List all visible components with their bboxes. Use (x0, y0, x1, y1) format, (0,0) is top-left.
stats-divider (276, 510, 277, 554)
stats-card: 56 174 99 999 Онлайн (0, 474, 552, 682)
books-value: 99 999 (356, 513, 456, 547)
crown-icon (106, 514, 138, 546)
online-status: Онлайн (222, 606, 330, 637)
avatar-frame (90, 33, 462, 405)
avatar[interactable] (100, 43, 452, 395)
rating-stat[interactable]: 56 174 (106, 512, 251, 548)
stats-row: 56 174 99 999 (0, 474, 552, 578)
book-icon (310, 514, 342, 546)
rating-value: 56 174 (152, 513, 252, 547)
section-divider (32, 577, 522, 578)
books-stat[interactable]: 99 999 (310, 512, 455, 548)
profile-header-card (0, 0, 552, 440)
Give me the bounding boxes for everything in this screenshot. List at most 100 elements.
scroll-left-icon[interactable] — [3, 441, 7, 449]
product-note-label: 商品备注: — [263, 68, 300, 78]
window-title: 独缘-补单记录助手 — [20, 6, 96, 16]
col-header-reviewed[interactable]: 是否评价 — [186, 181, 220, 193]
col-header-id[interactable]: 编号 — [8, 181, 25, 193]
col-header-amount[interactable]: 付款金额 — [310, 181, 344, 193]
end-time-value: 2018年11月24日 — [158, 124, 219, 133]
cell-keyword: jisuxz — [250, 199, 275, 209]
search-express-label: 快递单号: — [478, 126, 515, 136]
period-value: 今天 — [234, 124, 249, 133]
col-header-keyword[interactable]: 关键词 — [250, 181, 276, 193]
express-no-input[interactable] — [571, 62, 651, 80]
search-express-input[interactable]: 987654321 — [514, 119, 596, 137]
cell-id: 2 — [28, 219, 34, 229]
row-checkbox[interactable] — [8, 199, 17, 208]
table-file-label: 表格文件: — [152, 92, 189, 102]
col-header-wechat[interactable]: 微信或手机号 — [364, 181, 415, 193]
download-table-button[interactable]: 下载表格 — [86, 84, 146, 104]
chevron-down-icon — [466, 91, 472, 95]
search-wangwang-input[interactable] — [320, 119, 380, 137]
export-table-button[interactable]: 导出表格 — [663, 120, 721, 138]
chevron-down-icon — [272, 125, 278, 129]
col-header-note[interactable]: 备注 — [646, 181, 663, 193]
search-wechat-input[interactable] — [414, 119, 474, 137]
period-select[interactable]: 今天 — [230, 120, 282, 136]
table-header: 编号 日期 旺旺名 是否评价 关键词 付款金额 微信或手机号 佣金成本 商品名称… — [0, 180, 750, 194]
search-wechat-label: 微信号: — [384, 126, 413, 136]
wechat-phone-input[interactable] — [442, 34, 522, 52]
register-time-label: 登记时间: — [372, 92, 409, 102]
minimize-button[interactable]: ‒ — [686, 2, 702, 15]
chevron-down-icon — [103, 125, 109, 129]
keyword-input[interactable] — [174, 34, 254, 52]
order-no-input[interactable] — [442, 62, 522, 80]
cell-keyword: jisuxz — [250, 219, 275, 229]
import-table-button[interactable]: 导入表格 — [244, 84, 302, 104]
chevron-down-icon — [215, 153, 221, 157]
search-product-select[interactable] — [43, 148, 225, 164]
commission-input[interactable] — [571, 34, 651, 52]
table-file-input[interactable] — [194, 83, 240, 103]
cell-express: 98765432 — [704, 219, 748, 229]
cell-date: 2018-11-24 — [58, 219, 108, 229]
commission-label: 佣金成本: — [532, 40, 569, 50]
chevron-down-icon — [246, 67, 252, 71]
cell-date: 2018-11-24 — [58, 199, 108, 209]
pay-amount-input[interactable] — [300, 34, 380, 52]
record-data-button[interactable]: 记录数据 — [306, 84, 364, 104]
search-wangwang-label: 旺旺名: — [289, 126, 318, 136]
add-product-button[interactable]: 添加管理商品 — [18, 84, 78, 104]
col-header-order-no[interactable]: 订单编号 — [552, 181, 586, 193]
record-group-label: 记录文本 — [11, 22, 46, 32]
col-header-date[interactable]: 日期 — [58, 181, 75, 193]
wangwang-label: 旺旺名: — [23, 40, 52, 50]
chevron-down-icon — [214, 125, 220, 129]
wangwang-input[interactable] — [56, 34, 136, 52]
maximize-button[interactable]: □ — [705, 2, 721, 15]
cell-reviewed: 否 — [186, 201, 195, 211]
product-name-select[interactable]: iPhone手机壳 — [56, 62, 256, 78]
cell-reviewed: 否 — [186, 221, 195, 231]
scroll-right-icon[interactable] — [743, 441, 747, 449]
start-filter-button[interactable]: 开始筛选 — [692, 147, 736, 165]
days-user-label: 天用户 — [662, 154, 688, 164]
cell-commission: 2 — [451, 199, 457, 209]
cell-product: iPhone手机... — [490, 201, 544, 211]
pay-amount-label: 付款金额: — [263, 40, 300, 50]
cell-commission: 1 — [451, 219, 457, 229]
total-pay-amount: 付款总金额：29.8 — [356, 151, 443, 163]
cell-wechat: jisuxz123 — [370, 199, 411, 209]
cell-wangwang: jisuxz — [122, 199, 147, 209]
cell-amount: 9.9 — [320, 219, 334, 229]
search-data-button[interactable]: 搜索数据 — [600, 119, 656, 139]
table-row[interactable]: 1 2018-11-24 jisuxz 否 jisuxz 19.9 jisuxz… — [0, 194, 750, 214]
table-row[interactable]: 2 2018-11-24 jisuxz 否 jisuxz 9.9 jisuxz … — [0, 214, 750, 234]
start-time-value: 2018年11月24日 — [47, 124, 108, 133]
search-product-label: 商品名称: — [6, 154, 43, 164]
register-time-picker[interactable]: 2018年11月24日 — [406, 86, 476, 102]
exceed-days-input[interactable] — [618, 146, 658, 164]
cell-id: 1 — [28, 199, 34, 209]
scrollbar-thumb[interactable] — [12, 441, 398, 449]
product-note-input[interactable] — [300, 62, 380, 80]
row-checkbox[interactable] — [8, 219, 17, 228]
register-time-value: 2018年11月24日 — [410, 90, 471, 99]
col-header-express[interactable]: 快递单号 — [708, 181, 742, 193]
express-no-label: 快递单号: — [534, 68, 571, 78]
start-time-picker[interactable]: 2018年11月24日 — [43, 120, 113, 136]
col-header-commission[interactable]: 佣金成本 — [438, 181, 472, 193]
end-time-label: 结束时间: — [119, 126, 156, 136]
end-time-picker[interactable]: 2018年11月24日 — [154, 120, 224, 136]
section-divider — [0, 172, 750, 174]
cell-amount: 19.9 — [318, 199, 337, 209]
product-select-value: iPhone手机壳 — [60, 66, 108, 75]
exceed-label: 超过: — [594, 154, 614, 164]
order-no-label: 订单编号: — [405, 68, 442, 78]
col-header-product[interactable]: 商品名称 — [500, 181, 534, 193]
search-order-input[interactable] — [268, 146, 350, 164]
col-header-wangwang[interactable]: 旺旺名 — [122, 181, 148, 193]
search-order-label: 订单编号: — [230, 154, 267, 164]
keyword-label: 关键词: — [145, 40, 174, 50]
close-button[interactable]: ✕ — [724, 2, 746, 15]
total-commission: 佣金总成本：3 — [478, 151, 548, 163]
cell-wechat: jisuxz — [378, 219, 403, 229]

※

#### Exercise:
Return every row above verbatim, keeping the original order and changing nothing.

#### Solution to this problem:
List all visible components with their bboxes. Use (x0, y0, x1, y1) format, (0,0) is top-left.
stats-divider (276, 510, 277, 554)
stats-card: 56 174 99 999 Онлайн (0, 474, 552, 682)
books-value: 99 999 (356, 513, 456, 547)
crown-icon (106, 514, 138, 546)
online-status: Онлайн (222, 606, 330, 637)
avatar-frame (90, 33, 462, 405)
avatar[interactable] (100, 43, 452, 395)
rating-stat[interactable]: 56 174 (106, 512, 251, 548)
stats-row: 56 174 99 999 (0, 474, 552, 578)
book-icon (310, 514, 342, 546)
rating-value: 56 174 (152, 513, 252, 547)
section-divider (32, 577, 522, 578)
books-stat[interactable]: 99 999 (310, 512, 455, 548)
profile-header-card (0, 0, 552, 440)
Give me the bounding boxes for everything in this screenshot. List at most 100 elements.
scroll-left-icon[interactable] — [3, 441, 7, 449]
product-note-label: 商品备注: — [263, 68, 300, 78]
window-title: 独缘-补单记录助手 — [20, 6, 96, 16]
col-header-reviewed[interactable]: 是否评价 — [186, 181, 220, 193]
col-header-id[interactable]: 编号 — [8, 181, 25, 193]
col-header-amount[interactable]: 付款金额 — [310, 181, 344, 193]
end-time-value: 2018年11月24日 — [158, 124, 219, 133]
cell-keyword: jisuxz — [250, 199, 275, 209]
search-express-label: 快递单号: — [478, 126, 515, 136]
period-value: 今天 — [234, 124, 249, 133]
col-header-keyword[interactable]: 关键词 — [250, 181, 276, 193]
express-no-input[interactable] — [571, 62, 651, 80]
search-express-input[interactable]: 987654321 — [514, 119, 596, 137]
cell-id: 2 — [28, 219, 34, 229]
row-checkbox[interactable] — [8, 199, 17, 208]
table-file-label: 表格文件: — [152, 92, 189, 102]
col-header-wechat[interactable]: 微信或手机号 — [364, 181, 415, 193]
download-table-button[interactable]: 下载表格 — [86, 84, 146, 104]
chevron-down-icon — [466, 91, 472, 95]
search-wangwang-input[interactable] — [320, 119, 380, 137]
export-table-button[interactable]: 导出表格 — [663, 120, 721, 138]
chevron-down-icon — [272, 125, 278, 129]
col-header-note[interactable]: 备注 — [646, 181, 663, 193]
search-wechat-input[interactable] — [414, 119, 474, 137]
period-select[interactable]: 今天 — [230, 120, 282, 136]
table-header: 编号 日期 旺旺名 是否评价 关键词 付款金额 微信或手机号 佣金成本 商品名称… — [0, 180, 750, 194]
search-wechat-label: 微信号: — [384, 126, 413, 136]
wechat-phone-input[interactable] — [442, 34, 522, 52]
register-time-label: 登记时间: — [372, 92, 409, 102]
minimize-button[interactable]: ‒ — [686, 2, 702, 15]
chevron-down-icon — [103, 125, 109, 129]
keyword-input[interactable] — [174, 34, 254, 52]
order-no-input[interactable] — [442, 62, 522, 80]
cell-keyword: jisuxz — [250, 219, 275, 229]
import-table-button[interactable]: 导入表格 — [244, 84, 302, 104]
chevron-down-icon — [215, 153, 221, 157]
search-product-select[interactable] — [43, 148, 225, 164]
commission-input[interactable] — [571, 34, 651, 52]
table-file-input[interactable] — [194, 83, 240, 103]
cell-express: 98765432 — [704, 219, 748, 229]
cell-date: 2018-11-24 — [58, 219, 108, 229]
commission-label: 佣金成本: — [532, 40, 569, 50]
chevron-down-icon — [246, 67, 252, 71]
cell-date: 2018-11-24 — [58, 199, 108, 209]
pay-amount-input[interactable] — [300, 34, 380, 52]
record-data-button[interactable]: 记录数据 — [306, 84, 364, 104]
search-wangwang-label: 旺旺名: — [289, 126, 318, 136]
add-product-button[interactable]: 添加管理商品 — [18, 84, 78, 104]
col-header-order-no[interactable]: 订单编号 — [552, 181, 586, 193]
record-group-label: 记录文本 — [11, 22, 46, 32]
col-header-date[interactable]: 日期 — [58, 181, 75, 193]
wangwang-label: 旺旺名: — [23, 40, 52, 50]
chevron-down-icon — [214, 125, 220, 129]
wangwang-input[interactable] — [56, 34, 136, 52]
maximize-button[interactable]: □ — [705, 2, 721, 15]
cell-reviewed: 否 — [186, 201, 195, 211]
product-name-select[interactable]: iPhone手机壳 — [56, 62, 256, 78]
cell-reviewed: 否 — [186, 221, 195, 231]
scroll-right-icon[interactable] — [743, 441, 747, 449]
start-filter-button[interactable]: 开始筛选 — [692, 147, 736, 165]
days-user-label: 天用户 — [662, 154, 688, 164]
cell-commission: 2 — [451, 199, 457, 209]
cell-product: iPhone手机... — [490, 201, 544, 211]
pay-amount-label: 付款金额: — [263, 40, 300, 50]
cell-commission: 1 — [451, 219, 457, 229]
total-pay-amount: 付款总金额：29.8 — [356, 151, 443, 163]
cell-wechat: jisuxz123 — [370, 199, 411, 209]
cell-wangwang: jisuxz — [122, 199, 147, 209]
cell-amount: 9.9 — [320, 219, 334, 229]
search-data-button[interactable]: 搜索数据 — [600, 119, 656, 139]
table-row[interactable]: 1 2018-11-24 jisuxz 否 jisuxz 19.9 jisuxz… — [0, 194, 750, 214]
table-row[interactable]: 2 2018-11-24 jisuxz 否 jisuxz 9.9 jisuxz … — [0, 214, 750, 234]
start-time-value: 2018年11月24日 — [47, 124, 108, 133]
search-product-label: 商品名称: — [6, 154, 43, 164]
register-time-picker[interactable]: 2018年11月24日 — [406, 86, 476, 102]
exceed-days-input[interactable] — [618, 146, 658, 164]
cell-id: 1 — [28, 199, 34, 209]
scrollbar-thumb[interactable] — [12, 441, 398, 449]
product-note-input[interactable] — [300, 62, 380, 80]
row-checkbox[interactable] — [8, 219, 17, 228]
register-time-value: 2018年11月24日 — [410, 90, 471, 99]
col-header-express[interactable]: 快递单号 — [708, 181, 742, 193]
express-no-label: 快递单号: — [534, 68, 571, 78]
start-time-picker[interactable]: 2018年11月24日 — [43, 120, 113, 136]
col-header-commission[interactable]: 佣金成本 — [438, 181, 472, 193]
end-time-label: 结束时间: — [119, 126, 156, 136]
end-time-picker[interactable]: 2018年11月24日 — [154, 120, 224, 136]
section-divider — [0, 172, 750, 174]
cell-amount: 19.9 — [318, 199, 337, 209]
product-select-value: iPhone手机壳 — [60, 66, 108, 75]
exceed-label: 超过: — [594, 154, 614, 164]
order-no-label: 订单编号: — [405, 68, 442, 78]
col-header-product[interactable]: 商品名称 — [500, 181, 534, 193]
search-order-input[interactable] — [268, 146, 350, 164]
col-header-wangwang[interactable]: 旺旺名 — [122, 181, 148, 193]
search-order-label: 订单编号: — [230, 154, 267, 164]
keyword-label: 关键词: — [145, 40, 174, 50]
close-button[interactable]: ✕ — [724, 2, 746, 15]
total-commission: 佣金总成本：3 — [478, 151, 548, 163]
cell-wechat: jisuxz — [378, 219, 403, 229]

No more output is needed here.